• **EXERCISE PROMPT**: In the following material, identify every line holding the string "область" and return it.

• **MATERIAL FOR THIS EXERCISE**:
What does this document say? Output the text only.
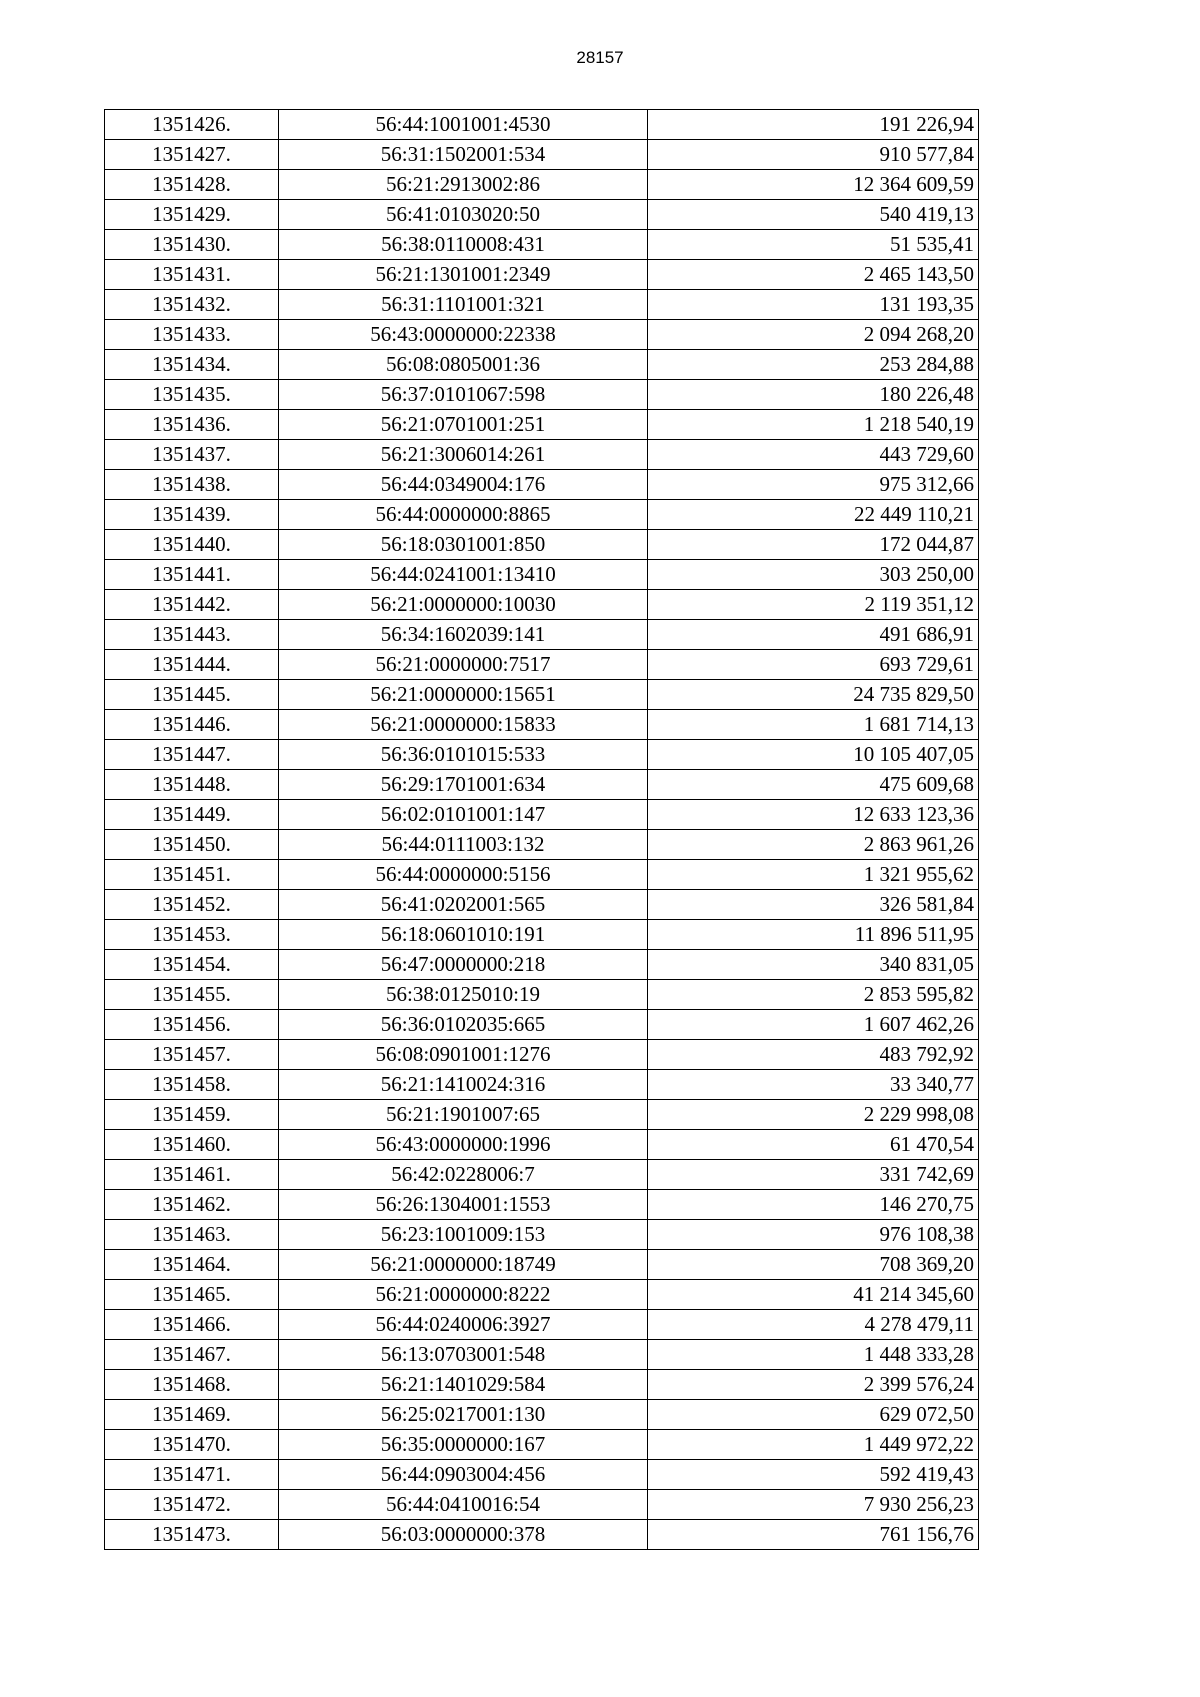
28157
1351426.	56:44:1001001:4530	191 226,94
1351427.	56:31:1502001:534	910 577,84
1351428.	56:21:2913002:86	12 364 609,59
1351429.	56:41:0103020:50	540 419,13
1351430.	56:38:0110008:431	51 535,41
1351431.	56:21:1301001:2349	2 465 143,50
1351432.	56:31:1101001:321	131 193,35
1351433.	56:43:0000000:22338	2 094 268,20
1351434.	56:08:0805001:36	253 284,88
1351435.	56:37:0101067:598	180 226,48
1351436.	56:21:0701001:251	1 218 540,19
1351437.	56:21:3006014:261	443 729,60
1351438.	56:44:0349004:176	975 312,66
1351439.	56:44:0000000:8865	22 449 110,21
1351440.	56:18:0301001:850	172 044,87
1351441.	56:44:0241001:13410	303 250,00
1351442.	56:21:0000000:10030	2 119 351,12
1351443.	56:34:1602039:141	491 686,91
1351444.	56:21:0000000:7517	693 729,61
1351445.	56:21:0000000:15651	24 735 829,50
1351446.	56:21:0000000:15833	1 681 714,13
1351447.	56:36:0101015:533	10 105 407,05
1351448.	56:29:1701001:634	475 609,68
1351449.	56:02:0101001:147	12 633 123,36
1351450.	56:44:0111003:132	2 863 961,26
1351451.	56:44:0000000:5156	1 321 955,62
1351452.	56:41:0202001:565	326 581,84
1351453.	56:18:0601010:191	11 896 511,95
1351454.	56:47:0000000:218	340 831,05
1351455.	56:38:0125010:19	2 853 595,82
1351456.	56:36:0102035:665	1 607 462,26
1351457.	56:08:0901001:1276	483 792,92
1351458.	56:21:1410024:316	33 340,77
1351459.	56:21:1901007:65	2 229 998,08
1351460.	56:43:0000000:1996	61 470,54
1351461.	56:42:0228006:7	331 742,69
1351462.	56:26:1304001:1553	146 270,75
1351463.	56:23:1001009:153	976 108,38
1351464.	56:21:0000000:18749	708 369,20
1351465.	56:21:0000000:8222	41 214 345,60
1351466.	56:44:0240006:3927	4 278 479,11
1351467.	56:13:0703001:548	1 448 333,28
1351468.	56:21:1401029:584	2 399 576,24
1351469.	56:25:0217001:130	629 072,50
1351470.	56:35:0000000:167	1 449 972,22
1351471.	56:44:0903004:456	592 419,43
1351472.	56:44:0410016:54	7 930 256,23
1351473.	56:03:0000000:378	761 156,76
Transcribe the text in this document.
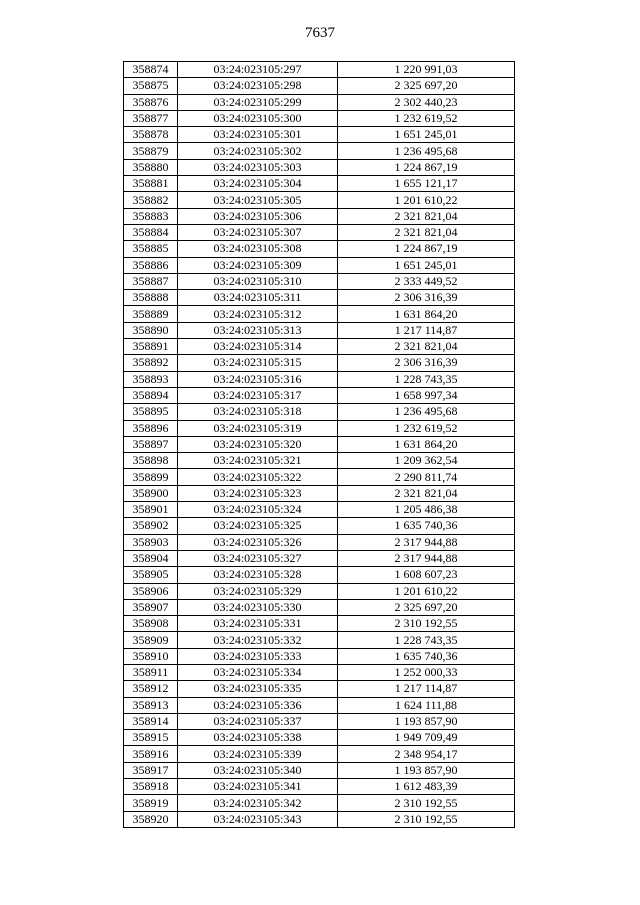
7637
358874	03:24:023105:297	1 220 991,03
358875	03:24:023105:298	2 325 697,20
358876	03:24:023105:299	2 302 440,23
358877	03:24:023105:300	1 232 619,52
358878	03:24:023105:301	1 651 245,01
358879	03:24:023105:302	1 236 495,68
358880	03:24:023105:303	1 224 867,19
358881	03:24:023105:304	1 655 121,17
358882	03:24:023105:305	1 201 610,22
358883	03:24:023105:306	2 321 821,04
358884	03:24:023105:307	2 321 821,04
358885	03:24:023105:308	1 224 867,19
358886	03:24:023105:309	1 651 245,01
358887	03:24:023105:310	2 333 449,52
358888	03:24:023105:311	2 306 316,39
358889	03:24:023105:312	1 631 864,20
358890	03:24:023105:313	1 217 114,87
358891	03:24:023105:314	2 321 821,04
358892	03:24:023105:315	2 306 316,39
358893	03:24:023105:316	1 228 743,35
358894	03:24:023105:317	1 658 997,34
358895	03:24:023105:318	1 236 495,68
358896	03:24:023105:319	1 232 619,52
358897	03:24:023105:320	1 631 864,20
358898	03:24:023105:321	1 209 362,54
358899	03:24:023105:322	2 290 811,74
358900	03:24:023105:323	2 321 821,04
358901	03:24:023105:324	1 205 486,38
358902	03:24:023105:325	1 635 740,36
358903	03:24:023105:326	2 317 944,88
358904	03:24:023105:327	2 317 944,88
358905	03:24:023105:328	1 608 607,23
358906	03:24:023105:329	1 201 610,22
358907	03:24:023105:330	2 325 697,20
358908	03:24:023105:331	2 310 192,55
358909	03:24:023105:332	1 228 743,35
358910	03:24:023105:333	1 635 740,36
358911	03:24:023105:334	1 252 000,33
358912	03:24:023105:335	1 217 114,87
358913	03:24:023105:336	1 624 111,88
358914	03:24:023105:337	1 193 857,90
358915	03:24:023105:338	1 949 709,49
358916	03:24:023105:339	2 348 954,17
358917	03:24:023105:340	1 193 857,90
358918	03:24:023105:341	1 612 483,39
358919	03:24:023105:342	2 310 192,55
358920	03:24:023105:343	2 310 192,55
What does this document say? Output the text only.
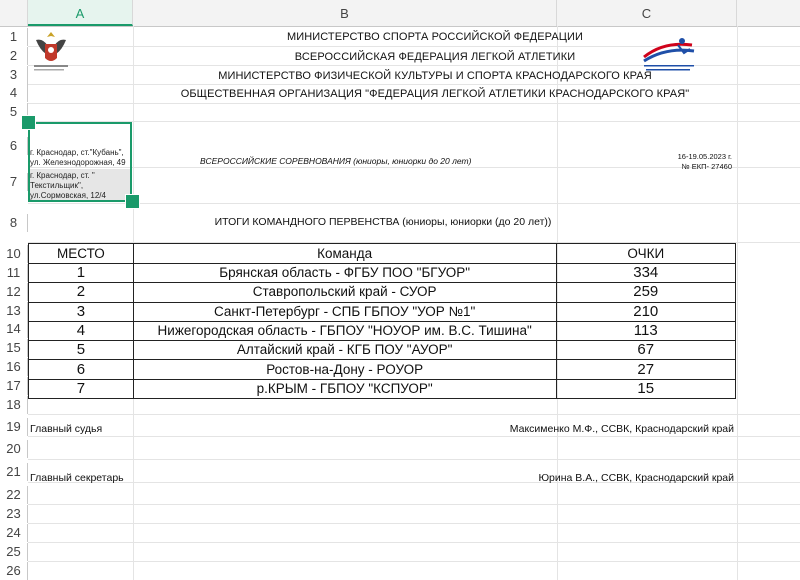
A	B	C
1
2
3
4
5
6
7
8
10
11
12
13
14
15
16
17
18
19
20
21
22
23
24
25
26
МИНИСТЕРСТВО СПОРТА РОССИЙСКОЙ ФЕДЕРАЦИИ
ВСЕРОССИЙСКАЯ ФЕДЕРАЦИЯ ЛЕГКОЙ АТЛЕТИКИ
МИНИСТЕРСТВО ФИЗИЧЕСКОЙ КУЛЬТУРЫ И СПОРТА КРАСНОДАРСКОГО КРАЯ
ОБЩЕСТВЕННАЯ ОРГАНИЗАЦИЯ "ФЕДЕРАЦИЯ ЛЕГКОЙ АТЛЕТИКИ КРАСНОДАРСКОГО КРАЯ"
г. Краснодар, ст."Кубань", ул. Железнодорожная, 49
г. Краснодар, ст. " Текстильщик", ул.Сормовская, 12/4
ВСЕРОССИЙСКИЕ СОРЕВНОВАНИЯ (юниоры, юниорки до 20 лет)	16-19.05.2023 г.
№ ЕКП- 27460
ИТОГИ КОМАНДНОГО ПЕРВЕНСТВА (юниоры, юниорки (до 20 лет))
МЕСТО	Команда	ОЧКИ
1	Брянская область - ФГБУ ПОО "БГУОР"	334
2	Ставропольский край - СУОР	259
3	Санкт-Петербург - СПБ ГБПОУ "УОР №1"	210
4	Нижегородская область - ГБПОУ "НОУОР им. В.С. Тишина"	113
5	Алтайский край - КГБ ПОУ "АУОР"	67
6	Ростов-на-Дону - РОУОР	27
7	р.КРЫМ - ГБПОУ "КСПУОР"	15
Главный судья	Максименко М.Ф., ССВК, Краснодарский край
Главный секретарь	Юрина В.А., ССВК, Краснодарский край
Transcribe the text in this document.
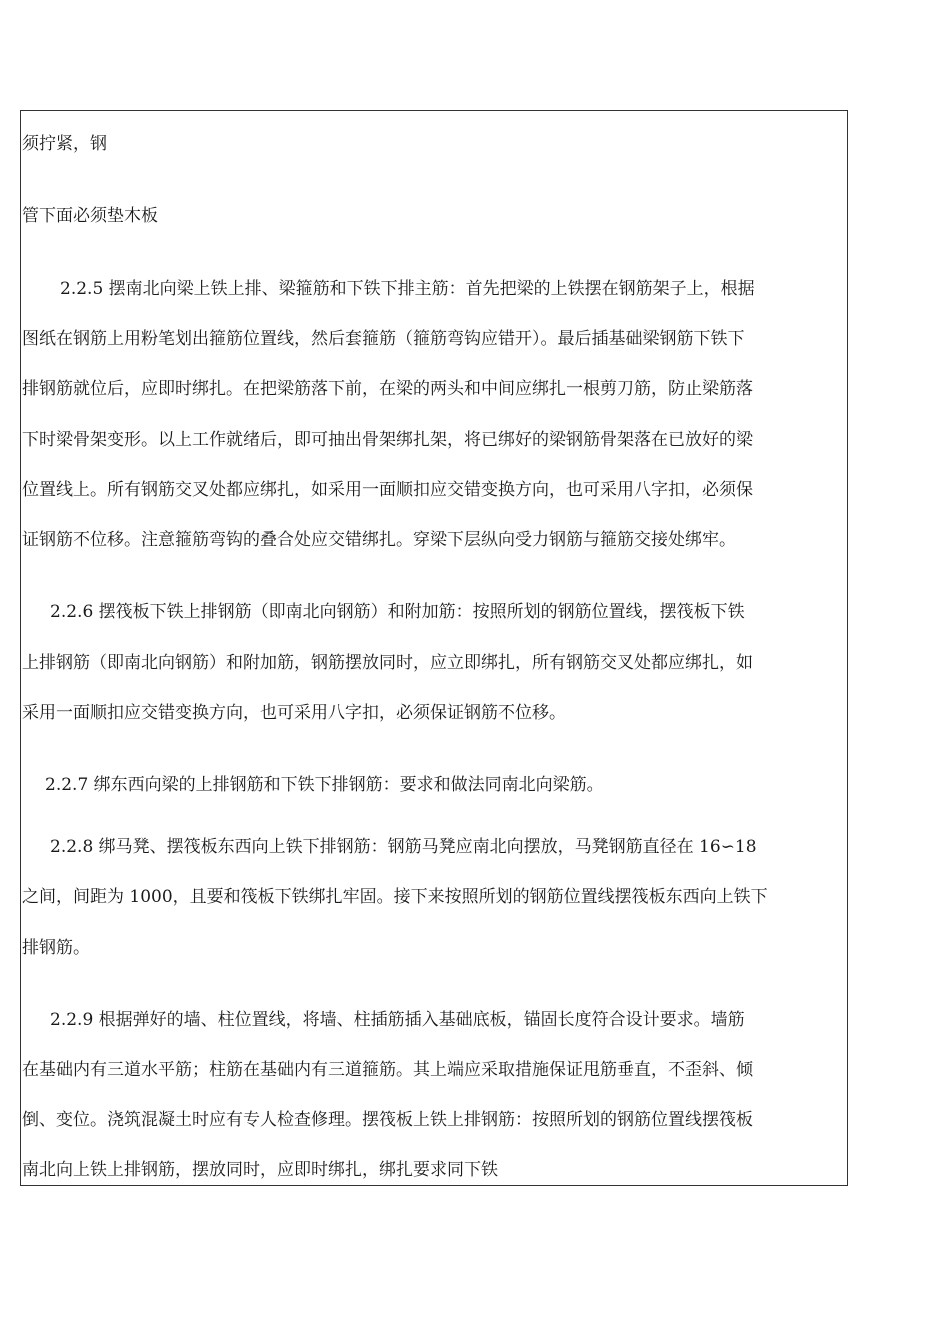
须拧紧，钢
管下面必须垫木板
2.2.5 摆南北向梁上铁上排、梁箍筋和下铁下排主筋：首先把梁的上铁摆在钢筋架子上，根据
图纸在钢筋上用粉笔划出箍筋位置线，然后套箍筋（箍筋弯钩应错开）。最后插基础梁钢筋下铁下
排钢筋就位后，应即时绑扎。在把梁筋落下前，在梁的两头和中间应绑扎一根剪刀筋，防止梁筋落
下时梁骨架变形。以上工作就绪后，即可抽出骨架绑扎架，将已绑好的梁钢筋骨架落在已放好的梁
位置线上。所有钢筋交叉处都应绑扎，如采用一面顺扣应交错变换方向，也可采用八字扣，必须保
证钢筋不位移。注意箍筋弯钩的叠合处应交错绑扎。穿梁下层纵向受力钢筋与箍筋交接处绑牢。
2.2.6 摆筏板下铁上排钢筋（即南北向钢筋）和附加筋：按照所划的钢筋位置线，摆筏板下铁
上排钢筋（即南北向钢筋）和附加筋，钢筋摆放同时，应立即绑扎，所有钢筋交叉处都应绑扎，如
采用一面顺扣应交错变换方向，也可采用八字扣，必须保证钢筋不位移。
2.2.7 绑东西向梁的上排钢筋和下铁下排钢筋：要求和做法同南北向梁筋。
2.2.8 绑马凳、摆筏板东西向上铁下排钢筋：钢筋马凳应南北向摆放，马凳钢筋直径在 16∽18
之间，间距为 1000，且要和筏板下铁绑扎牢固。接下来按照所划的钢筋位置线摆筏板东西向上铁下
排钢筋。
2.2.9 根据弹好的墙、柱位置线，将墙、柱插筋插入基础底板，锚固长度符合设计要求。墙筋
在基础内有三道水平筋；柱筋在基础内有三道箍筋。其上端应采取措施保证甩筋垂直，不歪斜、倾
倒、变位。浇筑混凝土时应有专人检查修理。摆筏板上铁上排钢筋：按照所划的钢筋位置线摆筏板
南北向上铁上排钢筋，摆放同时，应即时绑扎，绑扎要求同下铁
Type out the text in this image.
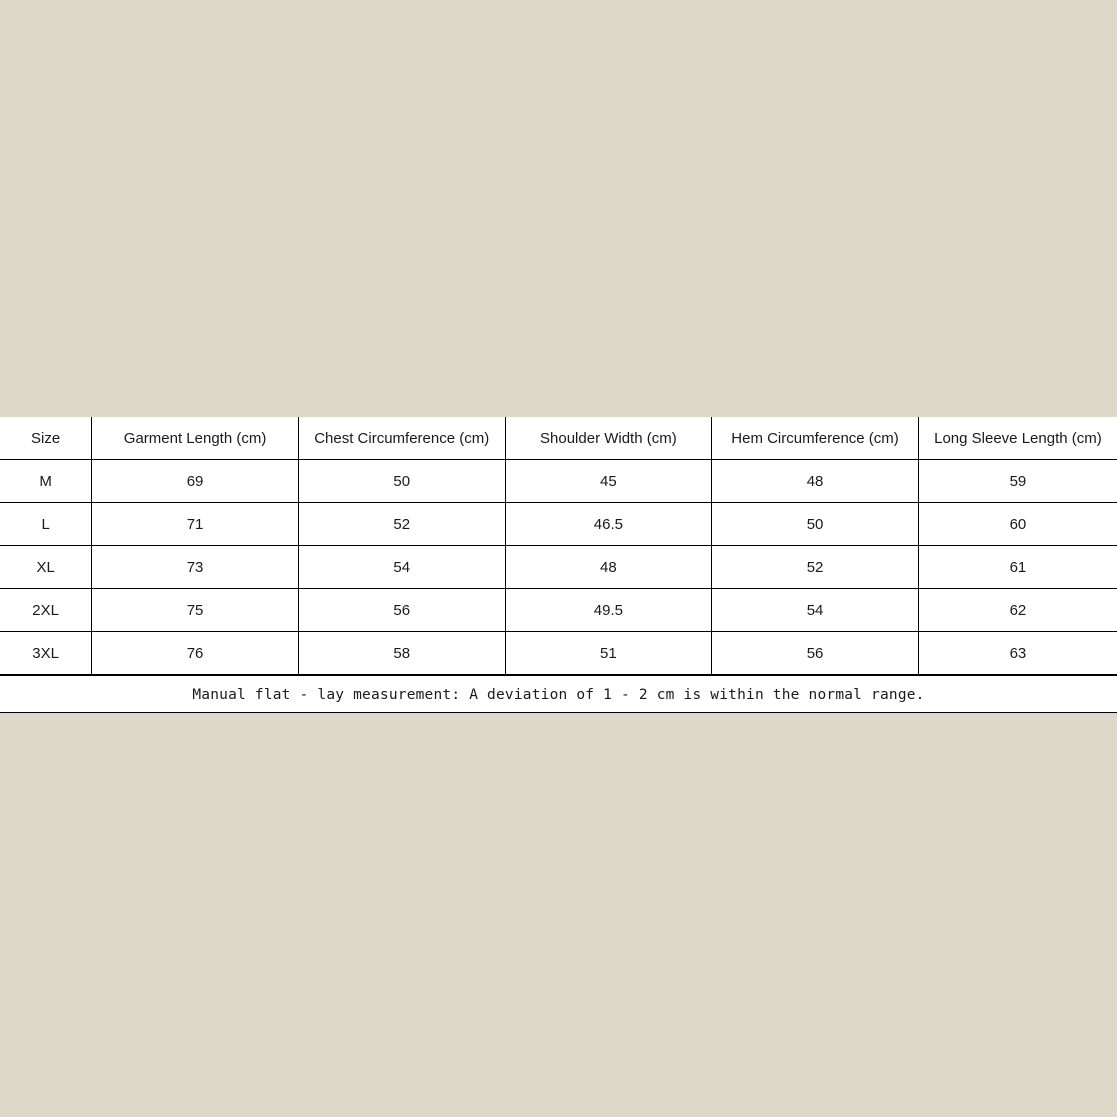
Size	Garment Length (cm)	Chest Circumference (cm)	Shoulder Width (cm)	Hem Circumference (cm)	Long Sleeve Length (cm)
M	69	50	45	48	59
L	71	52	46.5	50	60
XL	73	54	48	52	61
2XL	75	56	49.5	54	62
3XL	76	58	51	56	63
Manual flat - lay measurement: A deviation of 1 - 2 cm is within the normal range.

• **PROBLEM SOLUTION**:
1	Брянская область - ФГБУ ПОО "БГУОР"	334
4	Нижегородская область - ГБПОУ "НОУОР им. В.С. Тишина"	113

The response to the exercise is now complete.